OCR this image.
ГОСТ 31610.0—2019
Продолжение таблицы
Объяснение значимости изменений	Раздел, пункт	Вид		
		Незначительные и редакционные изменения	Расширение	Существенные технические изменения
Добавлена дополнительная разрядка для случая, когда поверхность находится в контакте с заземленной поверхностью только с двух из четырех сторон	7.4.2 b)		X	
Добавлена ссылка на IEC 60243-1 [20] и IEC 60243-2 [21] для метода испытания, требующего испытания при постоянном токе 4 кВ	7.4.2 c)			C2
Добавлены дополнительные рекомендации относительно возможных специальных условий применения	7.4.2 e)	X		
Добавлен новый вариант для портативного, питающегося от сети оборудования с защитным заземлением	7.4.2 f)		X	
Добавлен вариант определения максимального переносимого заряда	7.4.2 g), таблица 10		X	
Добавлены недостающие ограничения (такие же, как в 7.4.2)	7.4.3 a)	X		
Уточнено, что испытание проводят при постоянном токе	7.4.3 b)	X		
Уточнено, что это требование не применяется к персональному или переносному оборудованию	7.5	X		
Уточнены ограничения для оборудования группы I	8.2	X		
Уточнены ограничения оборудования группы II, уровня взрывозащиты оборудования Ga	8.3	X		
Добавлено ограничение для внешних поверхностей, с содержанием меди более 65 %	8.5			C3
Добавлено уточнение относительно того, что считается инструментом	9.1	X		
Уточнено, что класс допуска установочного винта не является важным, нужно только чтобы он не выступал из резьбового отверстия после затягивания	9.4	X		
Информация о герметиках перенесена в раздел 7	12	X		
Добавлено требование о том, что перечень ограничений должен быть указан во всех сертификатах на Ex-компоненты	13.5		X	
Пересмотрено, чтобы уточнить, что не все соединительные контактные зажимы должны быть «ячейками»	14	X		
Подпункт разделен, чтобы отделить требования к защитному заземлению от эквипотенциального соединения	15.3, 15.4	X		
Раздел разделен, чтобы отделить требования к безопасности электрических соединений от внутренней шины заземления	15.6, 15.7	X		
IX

-*-

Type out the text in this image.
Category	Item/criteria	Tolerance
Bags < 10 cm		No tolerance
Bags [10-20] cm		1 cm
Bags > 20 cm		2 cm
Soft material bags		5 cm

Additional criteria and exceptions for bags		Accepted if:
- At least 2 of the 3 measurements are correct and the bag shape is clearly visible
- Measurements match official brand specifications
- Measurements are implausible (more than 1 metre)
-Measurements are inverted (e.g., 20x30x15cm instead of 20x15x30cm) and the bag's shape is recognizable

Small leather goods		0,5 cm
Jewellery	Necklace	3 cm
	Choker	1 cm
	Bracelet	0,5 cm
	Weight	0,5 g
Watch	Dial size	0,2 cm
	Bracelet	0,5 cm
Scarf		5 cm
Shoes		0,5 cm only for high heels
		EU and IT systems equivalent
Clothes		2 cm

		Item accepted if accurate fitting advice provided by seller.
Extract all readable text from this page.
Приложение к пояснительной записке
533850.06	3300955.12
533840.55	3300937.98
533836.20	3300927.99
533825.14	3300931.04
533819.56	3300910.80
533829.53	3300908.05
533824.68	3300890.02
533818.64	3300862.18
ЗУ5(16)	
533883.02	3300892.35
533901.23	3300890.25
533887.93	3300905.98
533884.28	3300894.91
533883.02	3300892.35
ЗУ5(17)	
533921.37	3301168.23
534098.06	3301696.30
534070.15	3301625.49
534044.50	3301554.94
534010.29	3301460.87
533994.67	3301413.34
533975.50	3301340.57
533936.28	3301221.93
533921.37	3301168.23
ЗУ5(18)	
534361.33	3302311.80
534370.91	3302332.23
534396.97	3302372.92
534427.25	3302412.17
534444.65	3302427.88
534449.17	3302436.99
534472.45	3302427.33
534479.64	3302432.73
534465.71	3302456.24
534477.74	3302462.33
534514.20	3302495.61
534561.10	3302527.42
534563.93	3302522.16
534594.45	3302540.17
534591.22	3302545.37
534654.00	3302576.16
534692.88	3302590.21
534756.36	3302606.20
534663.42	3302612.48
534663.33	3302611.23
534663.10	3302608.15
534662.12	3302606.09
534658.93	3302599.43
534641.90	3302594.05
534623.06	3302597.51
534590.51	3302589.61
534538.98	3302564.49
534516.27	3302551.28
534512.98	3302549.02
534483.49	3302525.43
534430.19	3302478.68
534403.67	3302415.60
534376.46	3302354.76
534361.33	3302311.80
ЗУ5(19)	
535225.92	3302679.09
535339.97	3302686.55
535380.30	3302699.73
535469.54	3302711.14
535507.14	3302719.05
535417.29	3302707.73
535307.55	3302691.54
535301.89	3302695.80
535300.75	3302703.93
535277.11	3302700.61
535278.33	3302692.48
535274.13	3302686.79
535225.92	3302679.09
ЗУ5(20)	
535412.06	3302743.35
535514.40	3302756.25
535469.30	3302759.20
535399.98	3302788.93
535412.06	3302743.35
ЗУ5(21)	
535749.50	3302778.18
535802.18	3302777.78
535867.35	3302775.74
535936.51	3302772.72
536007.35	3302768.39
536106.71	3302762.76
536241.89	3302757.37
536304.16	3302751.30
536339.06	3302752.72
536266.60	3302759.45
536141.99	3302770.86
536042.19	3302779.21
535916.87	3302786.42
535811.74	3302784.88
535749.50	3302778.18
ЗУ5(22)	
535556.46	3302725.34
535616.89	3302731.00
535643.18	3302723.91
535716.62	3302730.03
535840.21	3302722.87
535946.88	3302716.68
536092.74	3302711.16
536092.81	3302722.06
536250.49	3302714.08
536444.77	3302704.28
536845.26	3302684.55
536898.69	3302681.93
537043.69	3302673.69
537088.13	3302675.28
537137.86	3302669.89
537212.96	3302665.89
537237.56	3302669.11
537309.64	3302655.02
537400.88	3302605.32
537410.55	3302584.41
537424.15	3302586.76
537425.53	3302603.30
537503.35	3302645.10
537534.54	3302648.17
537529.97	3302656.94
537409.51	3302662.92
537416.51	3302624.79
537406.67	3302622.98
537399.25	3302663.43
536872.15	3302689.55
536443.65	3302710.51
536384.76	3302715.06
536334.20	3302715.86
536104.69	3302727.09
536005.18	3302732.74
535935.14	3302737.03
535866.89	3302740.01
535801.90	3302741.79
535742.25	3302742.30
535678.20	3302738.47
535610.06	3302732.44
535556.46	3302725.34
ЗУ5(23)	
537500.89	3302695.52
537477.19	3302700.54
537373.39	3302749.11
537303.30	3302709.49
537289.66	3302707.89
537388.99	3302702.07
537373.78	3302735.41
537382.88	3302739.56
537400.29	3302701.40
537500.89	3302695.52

-*-

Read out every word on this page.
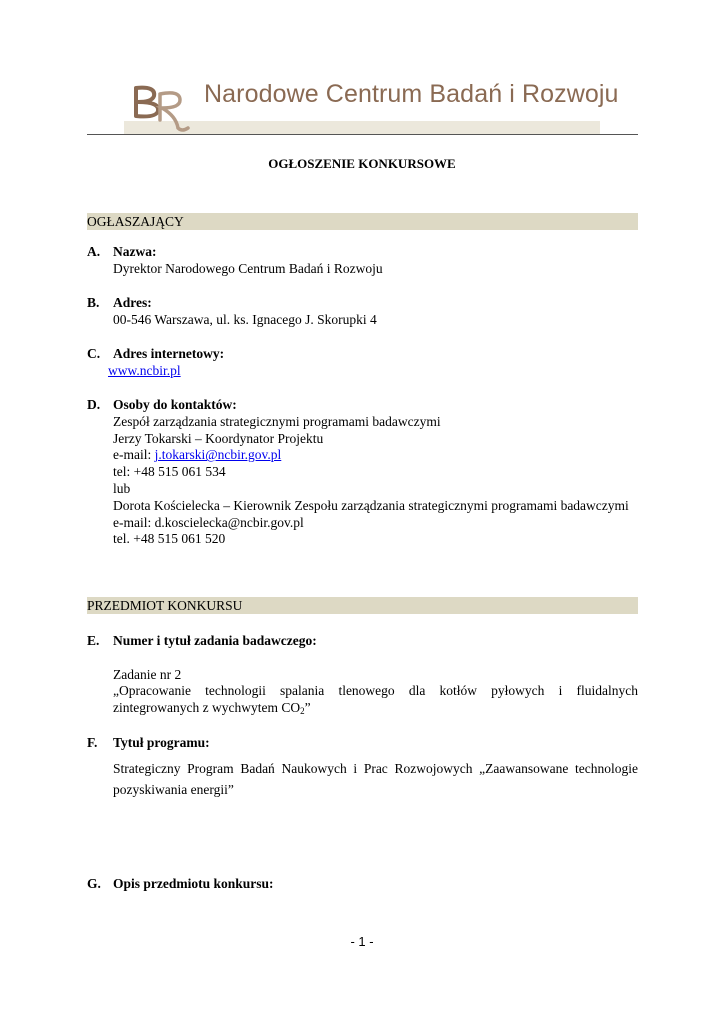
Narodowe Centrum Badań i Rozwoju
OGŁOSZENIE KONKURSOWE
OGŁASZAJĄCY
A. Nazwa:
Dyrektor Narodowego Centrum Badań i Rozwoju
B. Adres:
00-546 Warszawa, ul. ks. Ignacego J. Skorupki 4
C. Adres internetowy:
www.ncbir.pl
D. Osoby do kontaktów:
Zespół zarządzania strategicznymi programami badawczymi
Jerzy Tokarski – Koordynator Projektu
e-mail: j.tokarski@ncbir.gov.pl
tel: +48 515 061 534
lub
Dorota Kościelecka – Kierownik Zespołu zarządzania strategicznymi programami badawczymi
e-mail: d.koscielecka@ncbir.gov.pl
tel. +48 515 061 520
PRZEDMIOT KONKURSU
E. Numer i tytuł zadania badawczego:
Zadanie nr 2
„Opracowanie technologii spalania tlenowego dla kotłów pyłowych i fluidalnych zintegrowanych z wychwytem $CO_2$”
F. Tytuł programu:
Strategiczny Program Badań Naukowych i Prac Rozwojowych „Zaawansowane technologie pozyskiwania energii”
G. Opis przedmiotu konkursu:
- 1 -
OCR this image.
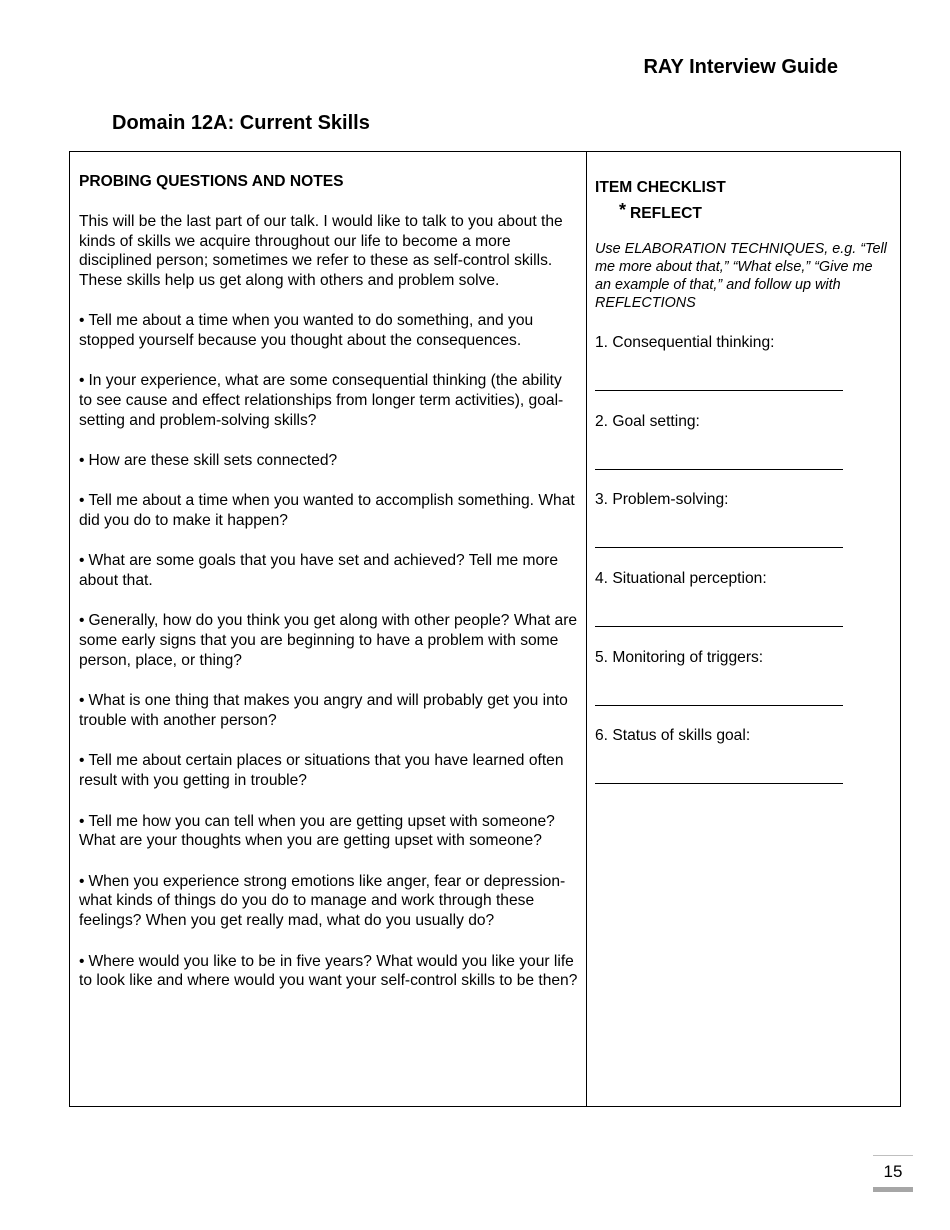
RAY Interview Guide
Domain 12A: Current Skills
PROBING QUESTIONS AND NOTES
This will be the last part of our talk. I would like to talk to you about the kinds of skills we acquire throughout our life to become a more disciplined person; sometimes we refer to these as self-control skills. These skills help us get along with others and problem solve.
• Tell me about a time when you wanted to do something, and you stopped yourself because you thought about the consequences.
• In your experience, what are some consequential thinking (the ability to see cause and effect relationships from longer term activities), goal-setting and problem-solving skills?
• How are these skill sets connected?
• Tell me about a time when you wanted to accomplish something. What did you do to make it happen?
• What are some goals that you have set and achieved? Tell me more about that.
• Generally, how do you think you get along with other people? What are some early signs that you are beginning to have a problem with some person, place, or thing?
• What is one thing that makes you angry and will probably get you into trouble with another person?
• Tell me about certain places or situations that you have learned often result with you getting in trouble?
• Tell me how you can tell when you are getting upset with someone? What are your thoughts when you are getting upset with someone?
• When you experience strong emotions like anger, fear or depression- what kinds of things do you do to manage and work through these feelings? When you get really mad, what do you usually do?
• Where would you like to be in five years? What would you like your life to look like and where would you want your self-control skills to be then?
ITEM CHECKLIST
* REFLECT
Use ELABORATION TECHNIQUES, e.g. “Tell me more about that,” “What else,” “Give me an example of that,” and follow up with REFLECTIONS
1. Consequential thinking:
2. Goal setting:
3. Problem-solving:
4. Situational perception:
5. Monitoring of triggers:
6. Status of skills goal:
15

-*-

**TASK DESCRIPTION**:
Look through the material above. Copy each line where the word "wanted" appears.

**WRITTEN ANSWER**:
• Tell me about a time when you wanted to do something, and you stopped yourself because you thought about the consequences.
• Tell me about a time when you wanted to accomplish something. What did you do to make it happen?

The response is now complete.